Work to complete ::
State how many lines include "Phone", giving the number by itself.

# Material for this exercise start

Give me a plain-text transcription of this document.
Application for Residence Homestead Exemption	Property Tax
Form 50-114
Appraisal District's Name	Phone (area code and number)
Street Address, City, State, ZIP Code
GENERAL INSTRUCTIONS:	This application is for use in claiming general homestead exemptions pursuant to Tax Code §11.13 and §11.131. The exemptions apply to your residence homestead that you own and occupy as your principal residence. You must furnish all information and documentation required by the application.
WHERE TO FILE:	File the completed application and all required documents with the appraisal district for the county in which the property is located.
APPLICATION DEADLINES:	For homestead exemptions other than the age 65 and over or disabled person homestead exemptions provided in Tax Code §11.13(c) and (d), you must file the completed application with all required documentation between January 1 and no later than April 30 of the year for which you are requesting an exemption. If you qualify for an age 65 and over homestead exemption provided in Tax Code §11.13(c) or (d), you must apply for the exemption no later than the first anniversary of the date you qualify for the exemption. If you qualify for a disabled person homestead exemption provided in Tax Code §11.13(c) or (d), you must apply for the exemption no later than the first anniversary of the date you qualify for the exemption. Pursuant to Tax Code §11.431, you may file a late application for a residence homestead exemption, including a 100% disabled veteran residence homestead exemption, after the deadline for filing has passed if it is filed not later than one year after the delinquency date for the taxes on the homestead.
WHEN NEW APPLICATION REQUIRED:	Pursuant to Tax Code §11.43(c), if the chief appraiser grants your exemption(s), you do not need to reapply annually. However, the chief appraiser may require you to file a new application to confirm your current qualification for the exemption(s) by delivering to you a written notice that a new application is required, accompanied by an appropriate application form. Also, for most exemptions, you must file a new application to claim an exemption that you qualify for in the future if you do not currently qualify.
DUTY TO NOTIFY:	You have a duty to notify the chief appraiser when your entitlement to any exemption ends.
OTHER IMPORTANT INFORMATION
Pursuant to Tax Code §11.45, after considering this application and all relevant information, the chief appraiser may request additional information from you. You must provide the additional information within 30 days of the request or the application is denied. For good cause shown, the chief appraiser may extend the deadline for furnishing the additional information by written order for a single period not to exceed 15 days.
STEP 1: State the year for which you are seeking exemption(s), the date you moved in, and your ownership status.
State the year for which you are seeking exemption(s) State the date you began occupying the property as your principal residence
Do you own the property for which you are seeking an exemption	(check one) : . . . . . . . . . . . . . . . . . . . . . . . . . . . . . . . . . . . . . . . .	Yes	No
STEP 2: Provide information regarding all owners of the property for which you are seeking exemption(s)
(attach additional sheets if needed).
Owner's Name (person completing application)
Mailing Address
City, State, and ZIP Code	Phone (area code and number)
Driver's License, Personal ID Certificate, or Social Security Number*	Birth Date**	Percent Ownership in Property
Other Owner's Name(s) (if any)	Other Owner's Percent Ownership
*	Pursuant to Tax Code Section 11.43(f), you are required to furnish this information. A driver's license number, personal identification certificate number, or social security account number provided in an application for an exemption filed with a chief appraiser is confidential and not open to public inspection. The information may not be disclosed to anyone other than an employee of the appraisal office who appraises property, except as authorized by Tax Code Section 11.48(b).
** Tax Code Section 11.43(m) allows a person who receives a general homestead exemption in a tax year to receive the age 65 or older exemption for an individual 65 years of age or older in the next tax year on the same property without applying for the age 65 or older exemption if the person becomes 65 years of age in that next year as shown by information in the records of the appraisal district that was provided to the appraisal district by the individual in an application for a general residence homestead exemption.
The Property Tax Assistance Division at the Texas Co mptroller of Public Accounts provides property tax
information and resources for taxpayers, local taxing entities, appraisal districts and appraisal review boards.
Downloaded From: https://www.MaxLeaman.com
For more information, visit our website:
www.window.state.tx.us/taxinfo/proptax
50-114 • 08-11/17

# Material for this exercise end

Full solution ::
2